Shanghai Oil Futures Are Turning Into Asian Benchmark, Study Finds
Yang Jian
DATE:  Dec 17 2021
/ SOURCE:  Yicai
Shanghai Oil Futures Are Turning Into Asian Benchmark, Study Finds Shanghai Oil Futures Are Turning Into Asian Benchmark, Study Finds

(Yicai Global) Dec. 17 -- Crude oil futures traded on the Shanghai International Energy Exchange are emerging as the commodity’s pricing benchmark in Asia, according to research by a team at the University of Colorado.

Yang Jian, Research Director of J.P. Morgan Center for Commodities,  and his team based their conclusion on the daily frequency data of INE crude oil futures between March 26, 2018, when they began trading, and Dec. 31, 2020, he said in a speech made at Hunan University in China yesterday.

The team’s research showed that the dynamic price discovery performance of INE oil futures was significantly driven by economic fundamentals and trading characteristics, he said. As the world’s top oil importer, China's unique warehousing delivery mechanism through these futures helped improve price discovery over time, leading to confidence among traders.

WRITTEN EXERCISE 1: Could you reproduce the passage of the Shanghai oil futures article that begins at the words "Yang Jian, Research" and stops after "in China yesterday.", word for word?
WRITTEN EXERCISE 2: Can you carry on the Shanghai oil futures article from the end of its last sentence?

PROVIDED MATERIAL:
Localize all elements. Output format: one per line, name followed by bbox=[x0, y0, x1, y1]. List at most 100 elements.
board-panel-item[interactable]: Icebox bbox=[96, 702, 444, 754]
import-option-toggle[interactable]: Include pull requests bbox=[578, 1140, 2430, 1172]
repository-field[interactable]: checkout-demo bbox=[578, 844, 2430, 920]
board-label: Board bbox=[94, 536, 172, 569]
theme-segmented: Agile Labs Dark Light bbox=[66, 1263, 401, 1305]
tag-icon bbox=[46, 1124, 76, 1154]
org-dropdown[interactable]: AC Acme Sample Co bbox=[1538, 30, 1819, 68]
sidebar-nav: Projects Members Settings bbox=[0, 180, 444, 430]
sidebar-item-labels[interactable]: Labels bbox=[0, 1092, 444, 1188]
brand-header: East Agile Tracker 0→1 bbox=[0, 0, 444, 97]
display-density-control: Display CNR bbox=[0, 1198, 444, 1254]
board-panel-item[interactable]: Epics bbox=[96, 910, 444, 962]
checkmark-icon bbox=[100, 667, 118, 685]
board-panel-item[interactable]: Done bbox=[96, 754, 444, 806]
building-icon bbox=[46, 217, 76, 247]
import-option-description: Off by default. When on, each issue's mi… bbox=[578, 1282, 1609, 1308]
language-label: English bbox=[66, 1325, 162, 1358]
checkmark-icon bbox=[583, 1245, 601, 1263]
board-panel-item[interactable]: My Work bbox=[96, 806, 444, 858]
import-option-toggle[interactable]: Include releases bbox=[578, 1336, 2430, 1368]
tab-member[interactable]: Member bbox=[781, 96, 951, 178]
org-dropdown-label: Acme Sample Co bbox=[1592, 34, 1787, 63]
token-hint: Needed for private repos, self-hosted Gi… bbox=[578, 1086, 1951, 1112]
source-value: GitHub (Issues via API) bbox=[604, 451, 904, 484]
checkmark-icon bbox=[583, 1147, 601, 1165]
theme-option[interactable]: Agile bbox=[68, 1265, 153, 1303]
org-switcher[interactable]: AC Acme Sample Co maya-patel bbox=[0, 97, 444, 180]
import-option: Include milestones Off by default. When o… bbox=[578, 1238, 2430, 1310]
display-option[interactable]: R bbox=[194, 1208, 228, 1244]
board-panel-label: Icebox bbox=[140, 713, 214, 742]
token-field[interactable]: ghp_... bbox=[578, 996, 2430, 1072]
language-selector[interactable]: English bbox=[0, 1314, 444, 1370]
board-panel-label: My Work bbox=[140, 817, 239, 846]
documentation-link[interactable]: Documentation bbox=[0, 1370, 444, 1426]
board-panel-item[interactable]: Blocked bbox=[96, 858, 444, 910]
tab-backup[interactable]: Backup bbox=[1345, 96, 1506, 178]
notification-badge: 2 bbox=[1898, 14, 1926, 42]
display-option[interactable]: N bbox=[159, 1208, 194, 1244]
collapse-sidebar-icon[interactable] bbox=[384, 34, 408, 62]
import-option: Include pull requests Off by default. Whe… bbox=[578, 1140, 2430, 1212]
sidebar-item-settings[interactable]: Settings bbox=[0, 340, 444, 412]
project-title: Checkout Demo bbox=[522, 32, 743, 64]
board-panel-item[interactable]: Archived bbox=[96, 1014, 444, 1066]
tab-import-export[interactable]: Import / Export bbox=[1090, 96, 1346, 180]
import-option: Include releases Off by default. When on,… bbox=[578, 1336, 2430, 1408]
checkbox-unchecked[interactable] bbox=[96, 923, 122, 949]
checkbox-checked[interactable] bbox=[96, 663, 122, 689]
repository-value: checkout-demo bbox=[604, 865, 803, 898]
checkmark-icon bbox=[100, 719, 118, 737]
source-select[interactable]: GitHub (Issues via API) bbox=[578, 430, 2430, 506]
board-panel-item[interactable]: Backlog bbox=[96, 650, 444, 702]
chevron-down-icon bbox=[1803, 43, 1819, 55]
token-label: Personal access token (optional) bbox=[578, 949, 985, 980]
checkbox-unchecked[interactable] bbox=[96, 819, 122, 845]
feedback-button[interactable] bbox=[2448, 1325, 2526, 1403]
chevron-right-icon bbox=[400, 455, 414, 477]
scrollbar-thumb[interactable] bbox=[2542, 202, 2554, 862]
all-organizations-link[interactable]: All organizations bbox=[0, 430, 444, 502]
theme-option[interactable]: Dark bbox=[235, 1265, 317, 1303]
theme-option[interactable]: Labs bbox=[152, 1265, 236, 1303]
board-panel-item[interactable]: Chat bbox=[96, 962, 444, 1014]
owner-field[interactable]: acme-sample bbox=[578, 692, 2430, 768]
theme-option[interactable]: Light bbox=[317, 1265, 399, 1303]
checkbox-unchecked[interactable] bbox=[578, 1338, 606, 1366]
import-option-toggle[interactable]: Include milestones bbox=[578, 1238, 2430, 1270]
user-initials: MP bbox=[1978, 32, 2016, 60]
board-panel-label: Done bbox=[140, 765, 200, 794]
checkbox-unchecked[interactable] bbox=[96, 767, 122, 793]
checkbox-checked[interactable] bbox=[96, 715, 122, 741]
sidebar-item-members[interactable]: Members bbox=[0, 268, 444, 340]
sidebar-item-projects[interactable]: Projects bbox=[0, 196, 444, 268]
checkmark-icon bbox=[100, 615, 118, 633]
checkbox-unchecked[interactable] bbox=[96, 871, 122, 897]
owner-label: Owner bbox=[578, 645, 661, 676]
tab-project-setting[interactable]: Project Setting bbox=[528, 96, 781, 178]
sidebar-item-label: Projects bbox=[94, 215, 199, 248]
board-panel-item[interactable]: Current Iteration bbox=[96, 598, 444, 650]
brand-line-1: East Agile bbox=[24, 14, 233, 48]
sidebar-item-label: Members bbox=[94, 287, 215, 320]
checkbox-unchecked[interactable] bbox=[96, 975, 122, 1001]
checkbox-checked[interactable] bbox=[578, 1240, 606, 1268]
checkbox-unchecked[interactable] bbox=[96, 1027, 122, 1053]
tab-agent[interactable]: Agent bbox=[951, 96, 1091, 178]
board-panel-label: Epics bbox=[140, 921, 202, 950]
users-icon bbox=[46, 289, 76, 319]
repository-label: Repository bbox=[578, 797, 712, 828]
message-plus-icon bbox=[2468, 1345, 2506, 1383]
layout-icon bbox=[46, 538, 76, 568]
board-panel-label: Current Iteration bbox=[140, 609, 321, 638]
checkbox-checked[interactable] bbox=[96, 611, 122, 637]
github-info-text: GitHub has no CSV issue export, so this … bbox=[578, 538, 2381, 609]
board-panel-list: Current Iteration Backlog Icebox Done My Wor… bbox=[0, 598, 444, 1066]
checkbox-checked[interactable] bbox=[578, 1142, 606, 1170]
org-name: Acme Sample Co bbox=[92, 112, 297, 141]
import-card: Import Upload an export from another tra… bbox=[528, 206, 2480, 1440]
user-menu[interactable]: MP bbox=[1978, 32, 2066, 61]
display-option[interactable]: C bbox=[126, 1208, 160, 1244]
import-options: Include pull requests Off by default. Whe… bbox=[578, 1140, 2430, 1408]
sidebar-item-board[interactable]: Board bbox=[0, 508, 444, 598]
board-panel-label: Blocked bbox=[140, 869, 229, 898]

EXPECTED OUTPUT 1:
Yang Jian, Research Director of J.P. Morgan Center for Commodities,  and his team based their conclusion on the daily frequency data of INE crude oil futures between March 26, 2018, when they began trading, and Dec. 31, 2020, he said in a speech made at Hunan University in China yesterday.

EXPECTED OUTPUT 2:
Cross-border price discovery of commodity futures for spot prices in other countries is rare and has not yet been thoroughly examined. Conventional wisdom has it that poor warehousing delivery conditions can negatively affect the price discovery process. As there was no international delivery warehousing in other countries for INE oil futures during the sample period, that implies an obstacle for good price discovery performance, Yang said.

The study found that there was a long-term link between INE futures prices and each of the original seven deliverable spot prices. Each of the deliverable spot prices and the INE futures prices reacted to each other over the long run, with both sets making almost equal adjustments to the long-run information. Looking at both short- and long-term information, INE futures prices on average can explain a quarter to a third of the price movements in each of the deliverable spot prices, which implies that INE pricing is an important source of information for pricing deliverable Asian crudes.

Yang’s team even found a similar good price discovery performance among INE futures for the UAE’s Murban crude oil, even before it was officially added as a deliverable grade at the INE this past June, he said.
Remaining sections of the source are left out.